# [WRITTEN TASK]
Copy out each line of the listing that has the word "gamma" in it.

++++ MATERIAL PROVIDED

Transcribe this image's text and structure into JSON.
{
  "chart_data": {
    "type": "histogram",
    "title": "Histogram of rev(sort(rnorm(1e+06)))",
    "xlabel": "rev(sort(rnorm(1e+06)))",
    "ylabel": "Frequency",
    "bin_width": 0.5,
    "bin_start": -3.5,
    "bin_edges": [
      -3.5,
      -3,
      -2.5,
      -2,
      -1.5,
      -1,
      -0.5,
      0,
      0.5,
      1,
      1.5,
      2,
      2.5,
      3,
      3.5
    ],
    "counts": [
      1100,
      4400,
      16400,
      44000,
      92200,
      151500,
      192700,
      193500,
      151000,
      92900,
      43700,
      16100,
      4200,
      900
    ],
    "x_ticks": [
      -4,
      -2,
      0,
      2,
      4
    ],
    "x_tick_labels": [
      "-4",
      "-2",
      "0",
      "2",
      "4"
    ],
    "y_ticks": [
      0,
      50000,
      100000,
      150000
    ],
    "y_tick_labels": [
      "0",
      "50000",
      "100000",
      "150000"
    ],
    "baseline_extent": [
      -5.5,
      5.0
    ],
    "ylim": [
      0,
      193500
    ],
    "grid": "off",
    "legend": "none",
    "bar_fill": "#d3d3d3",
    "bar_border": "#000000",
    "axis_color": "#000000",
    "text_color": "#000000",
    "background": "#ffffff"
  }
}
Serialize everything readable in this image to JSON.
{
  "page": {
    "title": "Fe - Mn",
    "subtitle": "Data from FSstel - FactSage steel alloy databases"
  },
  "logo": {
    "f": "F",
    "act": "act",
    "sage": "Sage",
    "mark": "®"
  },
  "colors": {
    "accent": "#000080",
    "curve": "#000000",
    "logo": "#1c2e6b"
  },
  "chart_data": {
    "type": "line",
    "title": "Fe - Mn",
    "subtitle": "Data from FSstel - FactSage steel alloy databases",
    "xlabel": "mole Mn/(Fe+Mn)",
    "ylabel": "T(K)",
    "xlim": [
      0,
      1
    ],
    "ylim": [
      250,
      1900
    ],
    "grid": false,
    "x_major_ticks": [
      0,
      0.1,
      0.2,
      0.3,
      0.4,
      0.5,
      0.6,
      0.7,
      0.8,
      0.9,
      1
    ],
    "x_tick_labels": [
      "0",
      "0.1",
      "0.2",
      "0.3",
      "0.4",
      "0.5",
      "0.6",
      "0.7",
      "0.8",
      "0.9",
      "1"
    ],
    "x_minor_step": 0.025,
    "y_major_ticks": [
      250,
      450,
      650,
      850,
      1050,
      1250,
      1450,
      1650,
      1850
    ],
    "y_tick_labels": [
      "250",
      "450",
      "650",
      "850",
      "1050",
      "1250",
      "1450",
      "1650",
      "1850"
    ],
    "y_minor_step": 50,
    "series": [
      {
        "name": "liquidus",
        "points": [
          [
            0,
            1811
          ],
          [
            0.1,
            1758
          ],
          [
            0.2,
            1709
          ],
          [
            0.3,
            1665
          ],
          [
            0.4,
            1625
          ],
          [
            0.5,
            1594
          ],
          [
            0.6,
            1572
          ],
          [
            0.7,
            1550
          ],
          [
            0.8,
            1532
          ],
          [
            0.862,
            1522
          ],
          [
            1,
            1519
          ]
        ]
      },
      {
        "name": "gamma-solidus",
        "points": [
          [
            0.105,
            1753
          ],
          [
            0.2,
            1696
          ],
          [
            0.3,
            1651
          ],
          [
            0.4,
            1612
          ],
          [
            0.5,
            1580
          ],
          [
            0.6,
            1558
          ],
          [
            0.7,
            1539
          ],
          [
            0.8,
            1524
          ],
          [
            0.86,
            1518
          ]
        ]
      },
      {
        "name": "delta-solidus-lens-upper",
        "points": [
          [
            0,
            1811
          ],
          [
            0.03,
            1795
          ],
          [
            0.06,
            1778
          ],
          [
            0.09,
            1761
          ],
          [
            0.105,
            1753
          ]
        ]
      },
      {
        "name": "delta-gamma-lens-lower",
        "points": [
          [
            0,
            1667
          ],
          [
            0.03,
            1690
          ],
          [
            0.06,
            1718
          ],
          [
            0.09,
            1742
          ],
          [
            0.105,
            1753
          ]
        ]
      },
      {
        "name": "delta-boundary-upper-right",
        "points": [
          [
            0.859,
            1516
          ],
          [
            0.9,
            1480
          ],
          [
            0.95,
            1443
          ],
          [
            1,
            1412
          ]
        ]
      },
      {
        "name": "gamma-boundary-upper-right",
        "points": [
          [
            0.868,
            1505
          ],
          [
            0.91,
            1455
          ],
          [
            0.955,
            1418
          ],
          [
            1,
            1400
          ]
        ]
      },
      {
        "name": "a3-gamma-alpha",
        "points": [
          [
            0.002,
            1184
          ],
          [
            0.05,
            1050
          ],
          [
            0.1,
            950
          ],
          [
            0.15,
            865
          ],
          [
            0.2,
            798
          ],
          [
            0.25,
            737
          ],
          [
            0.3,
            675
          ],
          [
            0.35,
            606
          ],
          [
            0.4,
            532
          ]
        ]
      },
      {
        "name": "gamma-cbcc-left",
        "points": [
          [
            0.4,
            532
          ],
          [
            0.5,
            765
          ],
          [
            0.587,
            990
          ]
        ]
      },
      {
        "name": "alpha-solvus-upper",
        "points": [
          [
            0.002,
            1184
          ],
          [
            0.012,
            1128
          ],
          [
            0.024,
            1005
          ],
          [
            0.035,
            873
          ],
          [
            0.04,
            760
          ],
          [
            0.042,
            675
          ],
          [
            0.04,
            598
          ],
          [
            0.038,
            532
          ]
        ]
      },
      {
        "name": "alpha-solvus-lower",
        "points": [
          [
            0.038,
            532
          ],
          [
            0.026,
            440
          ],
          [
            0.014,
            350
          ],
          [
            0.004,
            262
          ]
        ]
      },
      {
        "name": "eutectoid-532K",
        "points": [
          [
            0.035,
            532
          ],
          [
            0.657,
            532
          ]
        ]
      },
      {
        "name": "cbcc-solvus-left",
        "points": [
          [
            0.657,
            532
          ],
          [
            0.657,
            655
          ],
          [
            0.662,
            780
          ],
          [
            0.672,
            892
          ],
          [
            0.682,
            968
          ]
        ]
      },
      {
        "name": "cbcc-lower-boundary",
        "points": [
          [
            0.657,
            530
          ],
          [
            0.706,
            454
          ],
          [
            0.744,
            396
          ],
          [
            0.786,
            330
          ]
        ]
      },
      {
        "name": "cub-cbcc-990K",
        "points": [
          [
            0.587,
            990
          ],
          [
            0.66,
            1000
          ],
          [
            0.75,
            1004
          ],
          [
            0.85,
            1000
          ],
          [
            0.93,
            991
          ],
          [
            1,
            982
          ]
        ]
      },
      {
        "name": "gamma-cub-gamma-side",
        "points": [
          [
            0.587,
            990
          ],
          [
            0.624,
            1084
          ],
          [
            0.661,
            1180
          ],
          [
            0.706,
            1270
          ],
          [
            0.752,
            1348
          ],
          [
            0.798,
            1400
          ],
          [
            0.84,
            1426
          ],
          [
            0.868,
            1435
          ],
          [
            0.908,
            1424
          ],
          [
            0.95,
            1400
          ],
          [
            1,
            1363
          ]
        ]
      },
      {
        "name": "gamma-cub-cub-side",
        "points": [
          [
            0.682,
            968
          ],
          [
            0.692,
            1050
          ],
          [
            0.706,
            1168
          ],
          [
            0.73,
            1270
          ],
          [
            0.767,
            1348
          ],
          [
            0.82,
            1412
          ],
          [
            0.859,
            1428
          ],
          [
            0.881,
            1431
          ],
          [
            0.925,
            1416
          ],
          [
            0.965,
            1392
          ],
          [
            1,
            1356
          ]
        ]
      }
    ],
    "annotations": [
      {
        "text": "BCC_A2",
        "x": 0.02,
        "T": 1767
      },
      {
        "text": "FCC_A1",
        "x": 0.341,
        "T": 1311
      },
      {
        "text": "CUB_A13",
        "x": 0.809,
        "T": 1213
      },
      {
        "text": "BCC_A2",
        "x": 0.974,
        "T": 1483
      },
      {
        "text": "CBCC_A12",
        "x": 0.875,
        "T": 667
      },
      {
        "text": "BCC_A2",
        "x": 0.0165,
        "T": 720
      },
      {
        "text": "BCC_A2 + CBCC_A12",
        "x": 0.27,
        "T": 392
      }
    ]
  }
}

++++++++

# [FINISHED EXERCISE]
        "name": "gamma-solidus",
        "name": "delta-gamma-lens-lower",
        "name": "gamma-boundary-upper-right",
        "name": "a3-gamma-alpha",
        "name": "gamma-cbcc-left",
        "name": "gamma-cub-gamma-side",
        "name": "gamma-cub-cub-side",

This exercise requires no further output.